**SHORT EXERCISE**
Keep only the lines of the listing that include the word "东方天空金星伴月", and copy them.

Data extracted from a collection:
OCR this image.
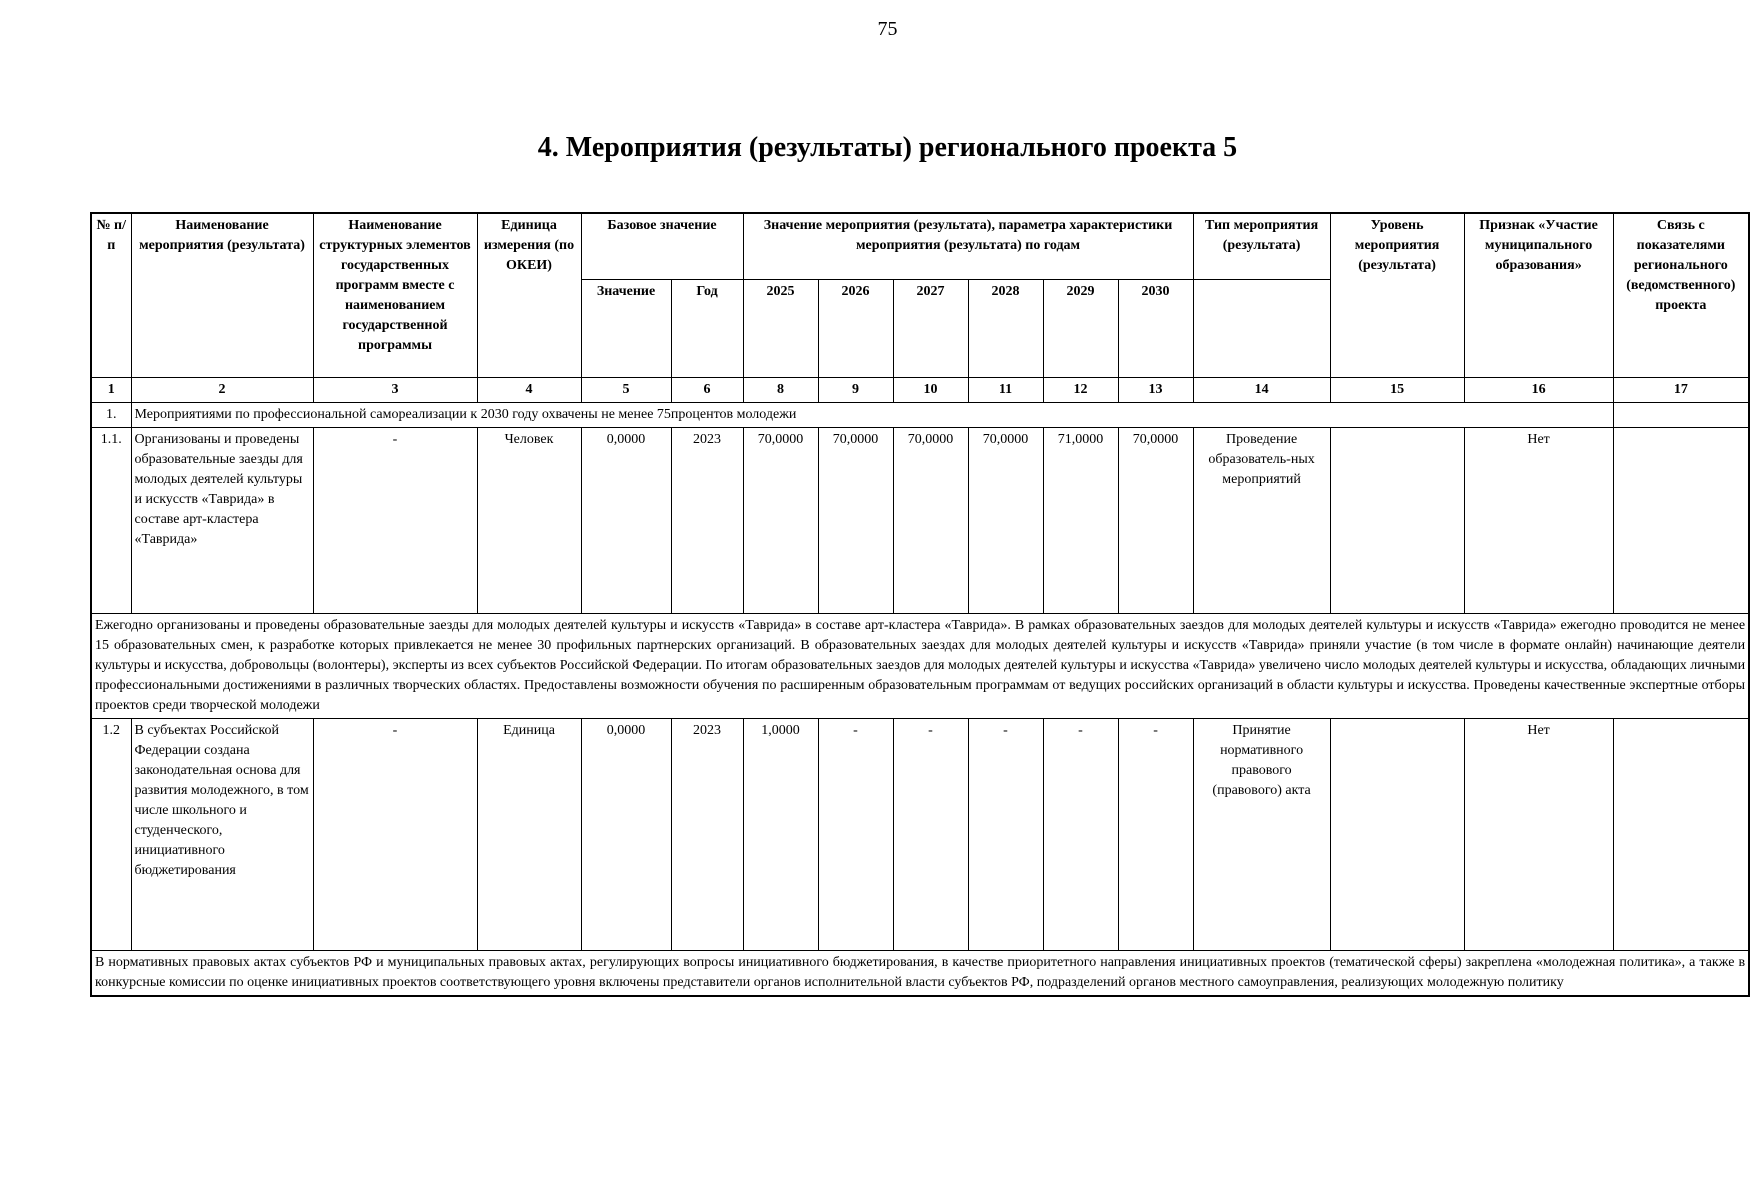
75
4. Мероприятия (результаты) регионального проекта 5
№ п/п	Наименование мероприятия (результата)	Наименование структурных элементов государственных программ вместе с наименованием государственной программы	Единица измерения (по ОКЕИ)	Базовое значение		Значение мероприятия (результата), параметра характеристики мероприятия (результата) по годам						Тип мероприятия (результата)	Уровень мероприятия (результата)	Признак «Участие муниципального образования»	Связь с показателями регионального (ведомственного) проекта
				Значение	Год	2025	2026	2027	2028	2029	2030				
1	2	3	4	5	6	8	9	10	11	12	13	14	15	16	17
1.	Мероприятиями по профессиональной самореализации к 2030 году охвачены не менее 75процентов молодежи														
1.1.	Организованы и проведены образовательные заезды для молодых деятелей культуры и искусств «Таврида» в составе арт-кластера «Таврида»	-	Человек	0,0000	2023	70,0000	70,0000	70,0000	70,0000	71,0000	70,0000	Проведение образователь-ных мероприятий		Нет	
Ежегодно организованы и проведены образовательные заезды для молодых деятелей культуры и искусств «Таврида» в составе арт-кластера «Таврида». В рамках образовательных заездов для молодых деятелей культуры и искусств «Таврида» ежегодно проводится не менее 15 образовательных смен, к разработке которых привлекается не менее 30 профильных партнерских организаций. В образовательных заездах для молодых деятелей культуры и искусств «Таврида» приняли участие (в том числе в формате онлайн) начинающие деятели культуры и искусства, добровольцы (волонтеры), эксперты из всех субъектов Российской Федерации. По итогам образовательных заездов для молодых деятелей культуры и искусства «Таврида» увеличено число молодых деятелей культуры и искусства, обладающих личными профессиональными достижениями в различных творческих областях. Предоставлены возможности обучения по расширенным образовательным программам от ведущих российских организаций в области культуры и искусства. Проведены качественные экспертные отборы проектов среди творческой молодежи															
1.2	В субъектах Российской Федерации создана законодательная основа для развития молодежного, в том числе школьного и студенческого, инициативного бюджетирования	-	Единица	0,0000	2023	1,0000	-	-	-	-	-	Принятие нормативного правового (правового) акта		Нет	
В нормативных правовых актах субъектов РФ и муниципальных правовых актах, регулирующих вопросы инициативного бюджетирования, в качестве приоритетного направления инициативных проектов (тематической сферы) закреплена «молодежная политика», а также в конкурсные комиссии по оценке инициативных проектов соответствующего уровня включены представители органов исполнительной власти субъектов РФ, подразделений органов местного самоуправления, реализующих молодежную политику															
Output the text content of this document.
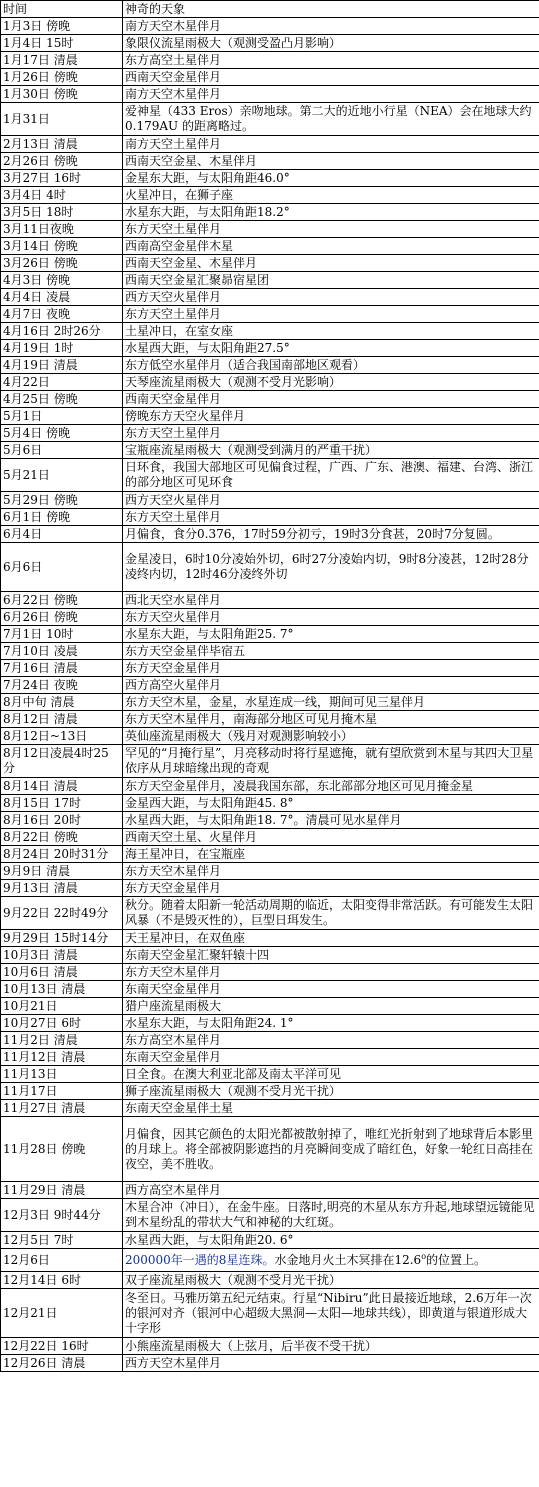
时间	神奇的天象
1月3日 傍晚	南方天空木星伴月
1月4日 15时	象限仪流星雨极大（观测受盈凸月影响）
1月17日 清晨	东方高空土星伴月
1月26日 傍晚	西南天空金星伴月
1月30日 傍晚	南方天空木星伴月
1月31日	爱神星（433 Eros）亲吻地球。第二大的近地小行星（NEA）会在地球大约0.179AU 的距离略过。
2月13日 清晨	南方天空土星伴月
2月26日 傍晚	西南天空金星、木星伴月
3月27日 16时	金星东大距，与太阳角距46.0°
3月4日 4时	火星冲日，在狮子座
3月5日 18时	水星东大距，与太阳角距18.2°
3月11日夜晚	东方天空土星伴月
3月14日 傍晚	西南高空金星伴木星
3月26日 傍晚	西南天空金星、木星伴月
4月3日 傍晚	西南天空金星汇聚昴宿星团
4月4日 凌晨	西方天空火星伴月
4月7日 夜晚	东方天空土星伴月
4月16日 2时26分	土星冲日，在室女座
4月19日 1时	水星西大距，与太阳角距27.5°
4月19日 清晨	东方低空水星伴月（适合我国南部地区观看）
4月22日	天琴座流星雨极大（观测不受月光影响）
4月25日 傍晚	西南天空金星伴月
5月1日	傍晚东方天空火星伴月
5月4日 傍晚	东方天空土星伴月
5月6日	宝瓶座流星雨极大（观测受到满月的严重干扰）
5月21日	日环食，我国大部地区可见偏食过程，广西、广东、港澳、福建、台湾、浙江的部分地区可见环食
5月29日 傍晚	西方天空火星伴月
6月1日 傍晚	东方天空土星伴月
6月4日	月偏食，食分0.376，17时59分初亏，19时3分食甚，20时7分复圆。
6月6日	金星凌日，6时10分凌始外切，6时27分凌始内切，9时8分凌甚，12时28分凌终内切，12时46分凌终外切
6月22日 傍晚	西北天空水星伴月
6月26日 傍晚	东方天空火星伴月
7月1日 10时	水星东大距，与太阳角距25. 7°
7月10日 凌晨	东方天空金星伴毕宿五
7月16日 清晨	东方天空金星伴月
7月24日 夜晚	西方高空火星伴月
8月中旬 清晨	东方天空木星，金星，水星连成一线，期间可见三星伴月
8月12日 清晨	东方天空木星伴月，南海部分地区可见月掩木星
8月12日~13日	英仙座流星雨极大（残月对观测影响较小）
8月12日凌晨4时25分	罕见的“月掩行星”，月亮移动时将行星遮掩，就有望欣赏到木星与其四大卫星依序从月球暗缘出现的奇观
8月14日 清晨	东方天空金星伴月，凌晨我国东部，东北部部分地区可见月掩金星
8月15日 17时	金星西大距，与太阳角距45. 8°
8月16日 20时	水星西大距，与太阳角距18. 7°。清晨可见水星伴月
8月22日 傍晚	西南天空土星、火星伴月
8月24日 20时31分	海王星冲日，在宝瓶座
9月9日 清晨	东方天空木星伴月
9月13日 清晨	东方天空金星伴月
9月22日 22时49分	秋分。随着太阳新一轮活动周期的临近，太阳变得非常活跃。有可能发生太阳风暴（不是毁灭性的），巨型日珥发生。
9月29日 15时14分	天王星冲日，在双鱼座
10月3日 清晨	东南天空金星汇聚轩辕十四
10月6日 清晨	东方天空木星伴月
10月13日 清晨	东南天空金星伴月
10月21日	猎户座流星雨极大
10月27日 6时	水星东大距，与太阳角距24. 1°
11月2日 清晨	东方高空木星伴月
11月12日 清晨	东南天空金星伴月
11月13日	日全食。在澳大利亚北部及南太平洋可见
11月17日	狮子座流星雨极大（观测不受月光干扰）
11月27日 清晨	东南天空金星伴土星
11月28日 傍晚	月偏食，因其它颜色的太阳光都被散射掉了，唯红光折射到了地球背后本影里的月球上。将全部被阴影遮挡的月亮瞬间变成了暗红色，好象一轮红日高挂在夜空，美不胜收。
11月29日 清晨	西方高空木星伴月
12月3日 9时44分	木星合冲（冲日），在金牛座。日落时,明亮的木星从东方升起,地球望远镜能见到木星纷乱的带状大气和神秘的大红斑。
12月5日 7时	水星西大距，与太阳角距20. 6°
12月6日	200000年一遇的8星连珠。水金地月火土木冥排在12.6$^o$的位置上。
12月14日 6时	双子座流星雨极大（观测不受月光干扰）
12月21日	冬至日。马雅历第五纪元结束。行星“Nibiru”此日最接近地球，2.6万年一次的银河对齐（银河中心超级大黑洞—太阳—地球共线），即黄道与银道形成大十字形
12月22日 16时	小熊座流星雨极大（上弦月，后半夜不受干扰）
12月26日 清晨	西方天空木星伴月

* * *

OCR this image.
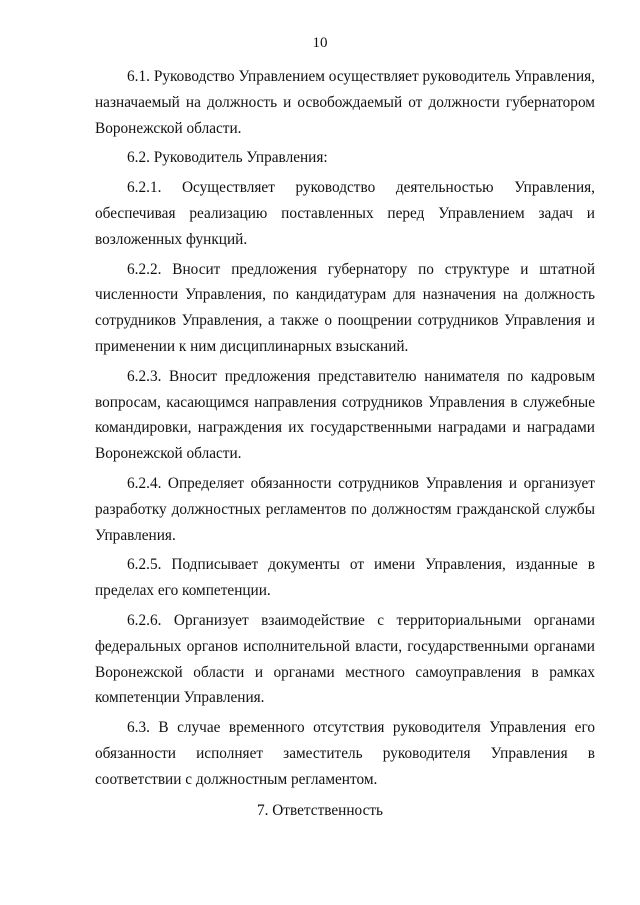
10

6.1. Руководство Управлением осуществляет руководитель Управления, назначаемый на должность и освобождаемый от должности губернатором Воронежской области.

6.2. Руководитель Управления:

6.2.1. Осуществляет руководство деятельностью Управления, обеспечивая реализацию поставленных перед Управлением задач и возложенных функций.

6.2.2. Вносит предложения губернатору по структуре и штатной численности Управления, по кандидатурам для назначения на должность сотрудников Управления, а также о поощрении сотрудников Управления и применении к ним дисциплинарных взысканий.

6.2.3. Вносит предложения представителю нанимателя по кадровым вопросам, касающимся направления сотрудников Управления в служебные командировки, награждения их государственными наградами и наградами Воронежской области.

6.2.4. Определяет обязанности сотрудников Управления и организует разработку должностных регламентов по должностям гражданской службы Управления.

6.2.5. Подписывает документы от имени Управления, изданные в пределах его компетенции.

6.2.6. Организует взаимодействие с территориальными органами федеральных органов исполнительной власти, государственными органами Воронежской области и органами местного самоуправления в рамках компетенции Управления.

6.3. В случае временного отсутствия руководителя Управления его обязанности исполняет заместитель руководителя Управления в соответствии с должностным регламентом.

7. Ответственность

**EXERCISE RESULT**
7月16日 清晨	东方天空金星伴月
8月14日 清晨	东方天空金星伴月，凌晨我国东部，东北部部分地区可见月掩金星
9月13日 清晨	东方天空金星伴月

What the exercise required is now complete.